■ **Task goal**:
The whole listing is to be written out again exactly; the pictures are not.

■ **Material provided**:
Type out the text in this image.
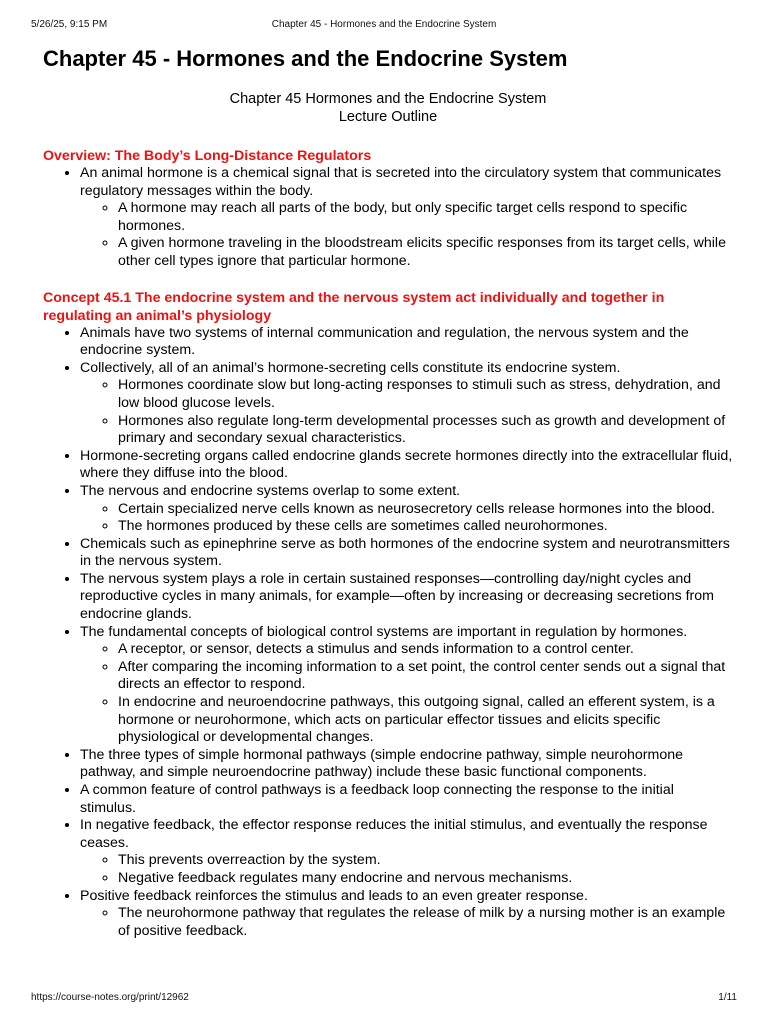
5/26/25, 9:15 PM	Chapter 45 - Hormones and the Endocrine System
Chapter 45 - Hormones and the Endocrine System
Chapter 45 Hormones and the Endocrine System
Lecture Outline
Overview: The Body’s Long-Distance Regulators
• An animal hormone is a chemical signal that is secreted into the circulatory system that communicates regulatory messages within the body.
◦ A hormone may reach all parts of the body, but only specific target cells respond to specific hormones.
◦ A given hormone traveling in the bloodstream elicits specific responses from its target cells, while other cell types ignore that particular hormone.
Concept 45.1 The endocrine system and the nervous system act individually and together in regulating an animal’s physiology
• Animals have two systems of internal communication and regulation, the nervous system and the endocrine system.
• Collectively, all of an animal’s hormone-secreting cells constitute its endocrine system.
◦ Hormones coordinate slow but long-acting responses to stimuli such as stress, dehydration, and low blood glucose levels.
◦ Hormones also regulate long-term developmental processes such as growth and development of primary and secondary sexual characteristics.
• Hormone-secreting organs called endocrine glands secrete hormones directly into the extracellular fluid, where they diffuse into the blood.
• The nervous and endocrine systems overlap to some extent.
◦ Certain specialized nerve cells known as neurosecretory cells release hormones into the blood.
◦ The hormones produced by these cells are sometimes called neurohormones.
• Chemicals such as epinephrine serve as both hormones of the endocrine system and neurotransmitters in the nervous system.
• The nervous system plays a role in certain sustained responses—controlling day/night cycles and reproductive cycles in many animals, for example—often by increasing or decreasing secretions from endocrine glands.
• The fundamental concepts of biological control systems are important in regulation by hormones.
◦ A receptor, or sensor, detects a stimulus and sends information to a control center.
◦ After comparing the incoming information to a set point, the control center sends out a signal that directs an effector to respond.
◦ In endocrine and neuroendocrine pathways, this outgoing signal, called an efferent system, is a hormone or neurohormone, which acts on particular effector tissues and elicits specific physiological or developmental changes.
• The three types of simple hormonal pathways (simple endocrine pathway, simple neurohormone pathway, and simple neuroendocrine pathway) include these basic functional components.
• A common feature of control pathways is a feedback loop connecting the response to the initial stimulus.
• In negative feedback, the effector response reduces the initial stimulus, and eventually the response ceases.
◦ This prevents overreaction by the system.
◦ Negative feedback regulates many endocrine and nervous mechanisms.
• Positive feedback reinforces the stimulus and leads to an even greater response.
◦ The neurohormone pathway that regulates the release of milk by a nursing mother is an example of positive feedback.
https://course-notes.org/print/12962	1/11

■ **Task response**:
Type out the text in this image.
5/26/25, 9:15 PM	Chapter 45 - Hormones and the Endocrine System
Chapter 45 - Hormones and the Endocrine System
Chapter 45 Hormones and the Endocrine System
Lecture Outline
Overview: The Body’s Long-Distance Regulators
• An animal hormone is a chemical signal that is secreted into the circulatory system that communicates regulatory messages within the body.
◦ A hormone may reach all parts of the body, but only specific target cells respond to specific hormones.
◦ A given hormone traveling in the bloodstream elicits specific responses from its target cells, while other cell types ignore that particular hormone.
Concept 45.1 The endocrine system and the nervous system act individually and together in regulating an animal’s physiology
• Animals have two systems of internal communication and regulation, the nervous system and the endocrine system.
• Collectively, all of an animal’s hormone-secreting cells constitute its endocrine system.
◦ Hormones coordinate slow but long-acting responses to stimuli such as stress, dehydration, and low blood glucose levels.
◦ Hormones also regulate long-term developmental processes such as growth and development of primary and secondary sexual characteristics.
• Hormone-secreting organs called endocrine glands secrete hormones directly into the extracellular fluid, where they diffuse into the blood.
• The nervous and endocrine systems overlap to some extent.
◦ Certain specialized nerve cells known as neurosecretory cells release hormones into the blood.
◦ The hormones produced by these cells are sometimes called neurohormones.
• Chemicals such as epinephrine serve as both hormones of the endocrine system and neurotransmitters in the nervous system.
• The nervous system plays a role in certain sustained responses—controlling day/night cycles and reproductive cycles in many animals, for example—often by increasing or decreasing secretions from endocrine glands.
• The fundamental concepts of biological control systems are important in regulation by hormones.
◦ A receptor, or sensor, detects a stimulus and sends information to a control center.
◦ After comparing the incoming information to a set point, the control center sends out a signal that directs an effector to respond.
◦ In endocrine and neuroendocrine pathways, this outgoing signal, called an efferent system, is a hormone or neurohormone, which acts on particular effector tissues and elicits specific physiological or developmental changes.
• The three types of simple hormonal pathways (simple endocrine pathway, simple neurohormone pathway, and simple neuroendocrine pathway) include these basic functional components.
• A common feature of control pathways is a feedback loop connecting the response to the initial stimulus.
• In negative feedback, the effector response reduces the initial stimulus, and eventually the response ceases.
◦ This prevents overreaction by the system.
◦ Negative feedback regulates many endocrine and nervous mechanisms.
• Positive feedback reinforces the stimulus and leads to an even greater response.
◦ The neurohormone pathway that regulates the release of milk by a nursing mother is an example of positive feedback.
https://course-notes.org/print/12962	1/11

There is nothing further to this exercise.